= REQUIREMENTS =
Extract every record, exactly as written, and ignore the pictures.

Source data
# # # # # # #

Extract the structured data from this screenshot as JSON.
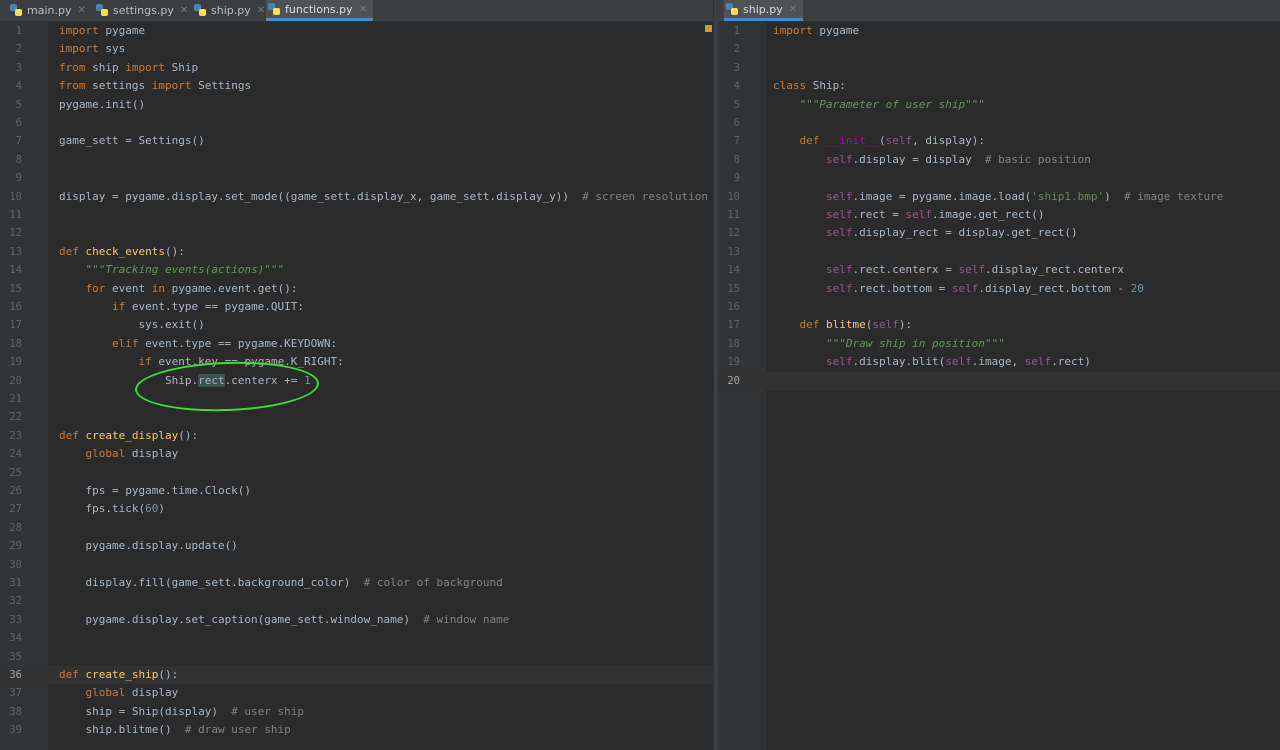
{
  "left_pane": {
    "tabs": [
      {
        "label": "main.py",
        "active": false
      },
      {
        "label": "settings.py",
        "active": false
      },
      {
        "label": "ship.py",
        "active": false
      },
      {
        "label": "functions.py",
        "active": true
      }
    ],
    "current_line": 36,
    "lines": [
      {
        "n": "1",
        "html": "<span class='k'>import</span> pygame"
      },
      {
        "n": "2",
        "html": "<span class='k'>import</span> sys"
      },
      {
        "n": "3",
        "html": "<span class='k'>from</span> ship <span class='k'>import</span> Ship"
      },
      {
        "n": "4",
        "html": "<span class='k'>from</span> settings <span class='k'>import</span> Settings"
      },
      {
        "n": "5",
        "html": "pygame.init()"
      },
      {
        "n": "6",
        "html": ""
      },
      {
        "n": "7",
        "html": "game_sett = Settings()"
      },
      {
        "n": "8",
        "html": ""
      },
      {
        "n": "9",
        "html": ""
      },
      {
        "n": "10",
        "html": "display = pygame.display.set_mode((game_sett.display_x, game_sett.display_y))  <span class='c'># screen resolution</span>"
      },
      {
        "n": "11",
        "html": ""
      },
      {
        "n": "12",
        "html": ""
      },
      {
        "n": "13",
        "html": "<span class='k'>def</span> <span class='fn'>check_events</span>():"
      },
      {
        "n": "14",
        "html": "    <span class='doc'>\"\"\"Tracking events(actions)\"\"\"</span>"
      },
      {
        "n": "15",
        "html": "    <span class='k'>for</span> event <span class='k'>in</span> pygame.event.get():"
      },
      {
        "n": "16",
        "html": "        <span class='k'>if</span> event.type == pygame.QUIT:"
      },
      {
        "n": "17",
        "html": "            sys.exit()"
      },
      {
        "n": "18",
        "html": "        <span class='k'>elif</span> event.type == pygame.KEYDOWN:"
      },
      {
        "n": "19",
        "html": "            <span class='k'>if</span> event.key == pygame.K_RIGHT:"
      },
      {
        "n": "20",
        "html": "                Ship.<span class='hl'>rect</span>.centerx += <span class='num'>1</span>"
      },
      {
        "n": "21",
        "html": ""
      },
      {
        "n": "22",
        "html": ""
      },
      {
        "n": "23",
        "html": "<span class='k'>def</span> <span class='fn'>create_display</span>():"
      },
      {
        "n": "24",
        "html": "    <span class='k'>global</span> display"
      },
      {
        "n": "25",
        "html": ""
      },
      {
        "n": "26",
        "html": "    fps = pygame.time.Clock()"
      },
      {
        "n": "27",
        "html": "    fps.tick(<span class='num'>60</span>)"
      },
      {
        "n": "28",
        "html": ""
      },
      {
        "n": "29",
        "html": "    pygame.display.update()"
      },
      {
        "n": "30",
        "html": ""
      },
      {
        "n": "31",
        "html": "    display.fill(game_sett.background_color)  <span class='c'># color of background</span>"
      },
      {
        "n": "32",
        "html": ""
      },
      {
        "n": "33",
        "html": "    pygame.display.set_caption(game_sett.window_name)  <span class='c'># window name</span>"
      },
      {
        "n": "34",
        "html": ""
      },
      {
        "n": "35",
        "html": ""
      },
      {
        "n": "36",
        "html": "<span class='k'>def</span> <span class='fn'>create_ship</span>():"
      },
      {
        "n": "37",
        "html": "    <span class='k'>global</span> display"
      },
      {
        "n": "38",
        "html": "    ship = Ship(display)  <span class='c'># user ship</span>"
      },
      {
        "n": "39",
        "html": "    ship.blitme()  <span class='c'># draw user ship</span>"
      }
    ]
  },
  "right_pane": {
    "tabs": [
      {
        "label": "ship.py",
        "active": true
      }
    ],
    "current_line": 20,
    "lines": [
      {
        "n": "1",
        "html": "<span class='k'>import</span> pygame"
      },
      {
        "n": "2",
        "html": ""
      },
      {
        "n": "3",
        "html": ""
      },
      {
        "n": "4",
        "html": "<span class='k'>class</span> Ship:"
      },
      {
        "n": "5",
        "html": "    <span class='doc'>\"\"\"Parameter of user ship\"\"\"</span>"
      },
      {
        "n": "6",
        "html": ""
      },
      {
        "n": "7",
        "html": "    <span class='k'>def</span> <span class='magic'>__init__</span>(<span class='selfkw'>self</span>, display):"
      },
      {
        "n": "8",
        "html": "        <span class='selfkw'>self</span>.display = display  <span class='c'># basic position</span>"
      },
      {
        "n": "9",
        "html": ""
      },
      {
        "n": "10",
        "html": "        <span class='selfkw'>self</span>.image = pygame.image.load(<span class='s'>'ship1.bmp'</span>)  <span class='c'># image texture</span>"
      },
      {
        "n": "11",
        "html": "        <span class='selfkw'>self</span>.rect = <span class='selfkw'>self</span>.image.get_rect()"
      },
      {
        "n": "12",
        "html": "        <span class='selfkw'>self</span>.display_rect = display.get_rect()"
      },
      {
        "n": "13",
        "html": ""
      },
      {
        "n": "14",
        "html": "        <span class='selfkw'>self</span>.rect.centerx = <span class='selfkw'>self</span>.display_rect.centerx"
      },
      {
        "n": "15",
        "html": "        <span class='selfkw'>self</span>.rect.bottom = <span class='selfkw'>self</span>.display_rect.bottom - <span class='num'>20</span>"
      },
      {
        "n": "16",
        "html": ""
      },
      {
        "n": "17",
        "html": "    <span class='k'>def</span> <span class='fn'>blitme</span>(<span class='selfkw'>self</span>):"
      },
      {
        "n": "18",
        "html": "        <span class='doc'>\"\"\"Draw ship in position\"\"\"</span>"
      },
      {
        "n": "19",
        "html": "        <span class='selfkw'>self</span>.display.blit(<span class='selfkw'>self</span>.image, <span class='selfkw'>self</span>.rect)"
      },
      {
        "n": "20",
        "html": ""
      }
    ]
  },
  "colors": {
    "background": "#2b2b2b",
    "gutter": "#313335",
    "keyword": "#cc7832",
    "annotation": "#3adf3a"
  }
}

# # # # # # #

= FULL RESPONSE =
Extract the structured data from this screenshot as JSON.
{
  "left_pane": {
    "tabs": [
      {
        "label": "main.py",
        "active": false
      },
      {
        "label": "settings.py",
        "active": false
      },
      {
        "label": "ship.py",
        "active": false
      },
      {
        "label": "functions.py",
        "active": true
      }
    ],
    "current_line": 36,
    "lines": [
      {
        "n": "1",
        "html": "<span class='k'>import</span> pygame"
      },
      {
        "n": "2",
        "html": "<span class='k'>import</span> sys"
      },
      {
        "n": "3",
        "html": "<span class='k'>from</span> ship <span class='k'>import</span> Ship"
      },
      {
        "n": "4",
        "html": "<span class='k'>from</span> settings <span class='k'>import</span> Settings"
      },
      {
        "n": "5",
        "html": "pygame.init()"
      },
      {
        "n": "6",
        "html": ""
      },
      {
        "n": "7",
        "html": "game_sett = Settings()"
      },
      {
        "n": "8",
        "html": ""
      },
      {
        "n": "9",
        "html": ""
      },
      {
        "n": "10",
        "html": "display = pygame.display.set_mode((game_sett.display_x, game_sett.display_y))  <span class='c'># screen resolution</span>"
      },
      {
        "n": "11",
        "html": ""
      },
      {
        "n": "12",
        "html": ""
      },
      {
        "n": "13",
        "html": "<span class='k'>def</span> <span class='fn'>check_events</span>():"
      },
      {
        "n": "14",
        "html": "    <span class='doc'>\"\"\"Tracking events(actions)\"\"\"</span>"
      },
      {
        "n": "15",
        "html": "    <span class='k'>for</span> event <span class='k'>in</span> pygame.event.get():"
      },
      {
        "n": "16",
        "html": "        <span class='k'>if</span> event.type == pygame.QUIT:"
      },
      {
        "n": "17",
        "html": "            sys.exit()"
      },
      {
        "n": "18",
        "html": "        <span class='k'>elif</span> event.type == pygame.KEYDOWN:"
      },
      {
        "n": "19",
        "html": "            <span class='k'>if</span> event.key == pygame.K_RIGHT:"
      },
      {
        "n": "20",
        "html": "                Ship.<span class='hl'>rect</span>.centerx += <span class='num'>1</span>"
      },
      {
        "n": "21",
        "html": ""
      },
      {
        "n": "22",
        "html": ""
      },
      {
        "n": "23",
        "html": "<span class='k'>def</span> <span class='fn'>create_display</span>():"
      },
      {
        "n": "24",
        "html": "    <span class='k'>global</span> display"
      },
      {
        "n": "25",
        "html": ""
      },
      {
        "n": "26",
        "html": "    fps = pygame.time.Clock()"
      },
      {
        "n": "27",
        "html": "    fps.tick(<span class='num'>60</span>)"
      },
      {
        "n": "28",
        "html": ""
      },
      {
        "n": "29",
        "html": "    pygame.display.update()"
      },
      {
        "n": "30",
        "html": ""
      },
      {
        "n": "31",
        "html": "    display.fill(game_sett.background_color)  <span class='c'># color of background</span>"
      },
      {
        "n": "32",
        "html": ""
      },
      {
        "n": "33",
        "html": "    pygame.display.set_caption(game_sett.window_name)  <span class='c'># window name</span>"
      },
      {
        "n": "34",
        "html": ""
      },
      {
        "n": "35",
        "html": ""
      },
      {
        "n": "36",
        "html": "<span class='k'>def</span> <span class='fn'>create_ship</span>():"
      },
      {
        "n": "37",
        "html": "    <span class='k'>global</span> display"
      },
      {
        "n": "38",
        "html": "    ship = Ship(display)  <span class='c'># user ship</span>"
      },
      {
        "n": "39",
        "html": "    ship.blitme()  <span class='c'># draw user ship</span>"
      }
    ]
  },
  "right_pane": {
    "tabs": [
      {
        "label": "ship.py",
        "active": true
      }
    ],
    "current_line": 20,
    "lines": [
      {
        "n": "1",
        "html": "<span class='k'>import</span> pygame"
      },
      {
        "n": "2",
        "html": ""
      },
      {
        "n": "3",
        "html": ""
      },
      {
        "n": "4",
        "html": "<span class='k'>class</span> Ship:"
      },
      {
        "n": "5",
        "html": "    <span class='doc'>\"\"\"Parameter of user ship\"\"\"</span>"
      },
      {
        "n": "6",
        "html": ""
      },
      {
        "n": "7",
        "html": "    <span class='k'>def</span> <span class='magic'>__init__</span>(<span class='selfkw'>self</span>, display):"
      },
      {
        "n": "8",
        "html": "        <span class='selfkw'>self</span>.display = display  <span class='c'># basic position</span>"
      },
      {
        "n": "9",
        "html": ""
      },
      {
        "n": "10",
        "html": "        <span class='selfkw'>self</span>.image = pygame.image.load(<span class='s'>'ship1.bmp'</span>)  <span class='c'># image texture</span>"
      },
      {
        "n": "11",
        "html": "        <span class='selfkw'>self</span>.rect = <span class='selfkw'>self</span>.image.get_rect()"
      },
      {
        "n": "12",
        "html": "        <span class='selfkw'>self</span>.display_rect = display.get_rect()"
      },
      {
        "n": "13",
        "html": ""
      },
      {
        "n": "14",
        "html": "        <span class='selfkw'>self</span>.rect.centerx = <span class='selfkw'>self</span>.display_rect.centerx"
      },
      {
        "n": "15",
        "html": "        <span class='selfkw'>self</span>.rect.bottom = <span class='selfkw'>self</span>.display_rect.bottom - <span class='num'>20</span>"
      },
      {
        "n": "16",
        "html": ""
      },
      {
        "n": "17",
        "html": "    <span class='k'>def</span> <span class='fn'>blitme</span>(<span class='selfkw'>self</span>):"
      },
      {
        "n": "18",
        "html": "        <span class='doc'>\"\"\"Draw ship in position\"\"\"</span>"
      },
      {
        "n": "19",
        "html": "        <span class='selfkw'>self</span>.display.blit(<span class='selfkw'>self</span>.image, <span class='selfkw'>self</span>.rect)"
      },
      {
        "n": "20",
        "html": ""
      }
    ]
  },
  "colors": {
    "background": "#2b2b2b",
    "gutter": "#313335",
    "keyword": "#cc7832",
    "annotation": "#3adf3a"
  }
}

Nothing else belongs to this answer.